═══ Records for this task ═══

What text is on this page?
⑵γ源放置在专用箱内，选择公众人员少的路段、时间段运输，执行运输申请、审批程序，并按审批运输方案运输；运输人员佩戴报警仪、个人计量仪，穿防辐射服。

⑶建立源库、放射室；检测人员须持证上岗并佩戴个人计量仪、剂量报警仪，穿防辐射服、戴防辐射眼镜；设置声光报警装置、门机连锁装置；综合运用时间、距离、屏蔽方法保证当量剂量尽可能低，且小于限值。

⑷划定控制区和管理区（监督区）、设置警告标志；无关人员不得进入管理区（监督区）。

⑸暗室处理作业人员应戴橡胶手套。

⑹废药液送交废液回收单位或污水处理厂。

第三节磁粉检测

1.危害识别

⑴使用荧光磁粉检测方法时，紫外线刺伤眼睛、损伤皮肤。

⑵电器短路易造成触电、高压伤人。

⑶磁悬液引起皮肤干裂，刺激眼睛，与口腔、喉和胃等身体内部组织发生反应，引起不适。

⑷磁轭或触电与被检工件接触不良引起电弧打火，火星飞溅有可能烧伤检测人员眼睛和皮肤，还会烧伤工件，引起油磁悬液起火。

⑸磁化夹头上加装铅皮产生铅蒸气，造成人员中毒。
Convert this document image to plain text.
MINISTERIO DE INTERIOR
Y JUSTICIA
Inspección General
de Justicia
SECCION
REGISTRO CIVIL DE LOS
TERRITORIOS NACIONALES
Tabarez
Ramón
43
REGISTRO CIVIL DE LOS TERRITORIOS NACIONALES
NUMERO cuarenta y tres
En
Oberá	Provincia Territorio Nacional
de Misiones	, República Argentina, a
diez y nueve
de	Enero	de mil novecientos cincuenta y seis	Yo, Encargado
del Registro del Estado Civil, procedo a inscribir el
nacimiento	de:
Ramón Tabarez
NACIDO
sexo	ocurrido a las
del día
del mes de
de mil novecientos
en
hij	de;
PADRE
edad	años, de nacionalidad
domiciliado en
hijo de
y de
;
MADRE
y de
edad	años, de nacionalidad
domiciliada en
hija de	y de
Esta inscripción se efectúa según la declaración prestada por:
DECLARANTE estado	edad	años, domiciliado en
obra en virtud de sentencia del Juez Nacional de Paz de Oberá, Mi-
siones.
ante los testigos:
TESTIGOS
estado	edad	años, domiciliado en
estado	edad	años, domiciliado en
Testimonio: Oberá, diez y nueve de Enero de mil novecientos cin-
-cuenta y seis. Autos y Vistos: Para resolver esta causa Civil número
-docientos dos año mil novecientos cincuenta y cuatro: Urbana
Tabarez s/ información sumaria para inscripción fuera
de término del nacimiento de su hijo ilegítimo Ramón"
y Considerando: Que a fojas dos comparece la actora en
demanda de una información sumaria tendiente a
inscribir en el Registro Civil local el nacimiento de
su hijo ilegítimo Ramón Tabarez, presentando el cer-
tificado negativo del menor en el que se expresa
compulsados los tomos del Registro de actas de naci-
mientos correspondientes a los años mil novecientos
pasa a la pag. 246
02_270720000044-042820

═══

Challenge —
Copy out every line in the entries above that holds "cincuenta".

Solution —
de	Enero	de mil novecientos cincuenta y seis	Yo, Encargado
-docientos dos año mil novecientos cincuenta y cuatro: Urbana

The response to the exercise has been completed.